» **WORK TO DO**:
A verbatim copy of the records is required, with all pictures left out.

>>>

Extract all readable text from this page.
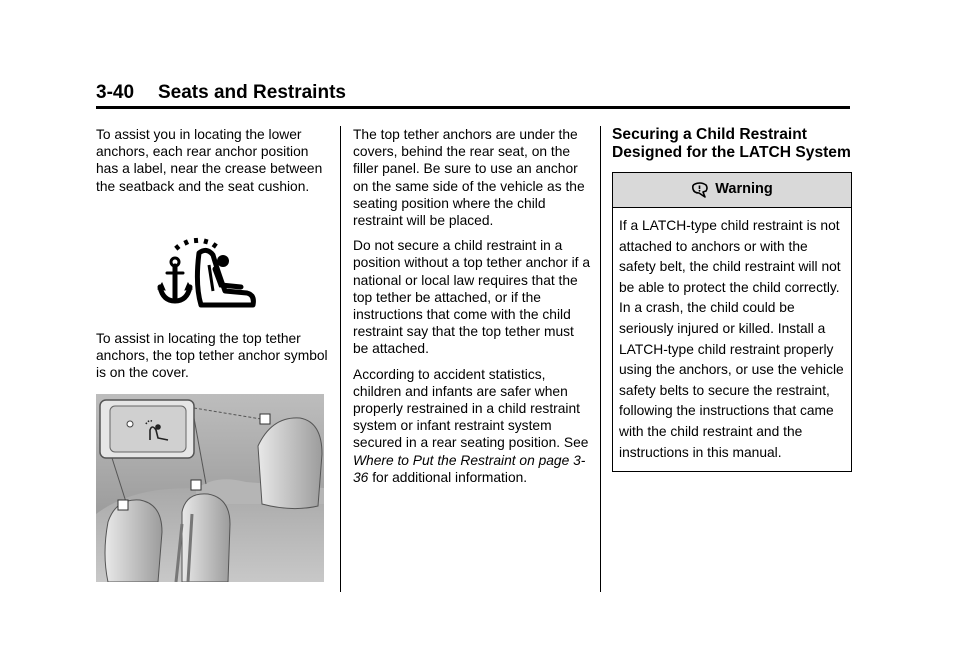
3-40 Seats and Restraints

To assist you in locating the lower anchors, each rear anchor position has a label, near the crease between the seatback and the seat cushion.

To assist in locating the top tether anchors, the top tether anchor symbol is on the cover.

The top tether anchors are under the covers, behind the rear seat, on the filler panel. Be sure to use an anchor on the same side of the vehicle as the seating position where the child restraint will be placed.

Do not secure a child restraint in a position without a top tether anchor if a national or local law requires that the top tether be attached, or if the instructions that come with the child restraint say that the top tether must be attached.

According to accident statistics, children and infants are safer when properly restrained in a child restraint system or infant restraint system secured in a rear seating position. See Where to Put the Restraint on page 3-36 for additional information.

Securing a Child Restraint Designed for the LATCH System
Warning
If a LATCH-type child restraint is not attached to anchors or with the safety belt, the child restraint will not be able to protect the child correctly. In a crash, the child could be seriously injured or killed. Install a LATCH-type child restraint properly using the anchors, or use the vehicle safety belts to secure the restraint, following the instructions that came with the child restraint and the instructions in this manual.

<<<

» **EXERCISE ANSWER**:
Extract all readable text from this page.
3-40 Seats and Restraints

To assist you in locating the lower anchors, each rear anchor position has a label, near the crease between the seatback and the seat cushion.

To assist in locating the top tether anchors, the top tether anchor symbol is on the cover.

The top tether anchors are under the covers, behind the rear seat, on the filler panel. Be sure to use an anchor on the same side of the vehicle as the seating position where the child restraint will be placed.

Do not secure a child restraint in a position without a top tether anchor if a national or local law requires that the top tether be attached, or if the instructions that come with the child restraint say that the top tether must be attached.

According to accident statistics, children and infants are safer when properly restrained in a child restraint system or infant restraint system secured in a rear seating position. See Where to Put the Restraint on page 3-36 for additional information.

Securing a Child Restraint Designed for the LATCH System
Warning
If a LATCH-type child restraint is not attached to anchors or with the safety belt, the child restraint will not be able to protect the child correctly. In a crash, the child could be seriously injured or killed. Install a LATCH-type child restraint properly using the anchors, or use the vehicle safety belts to secure the restraint, following the instructions that came with the child restraint and the instructions in this manual.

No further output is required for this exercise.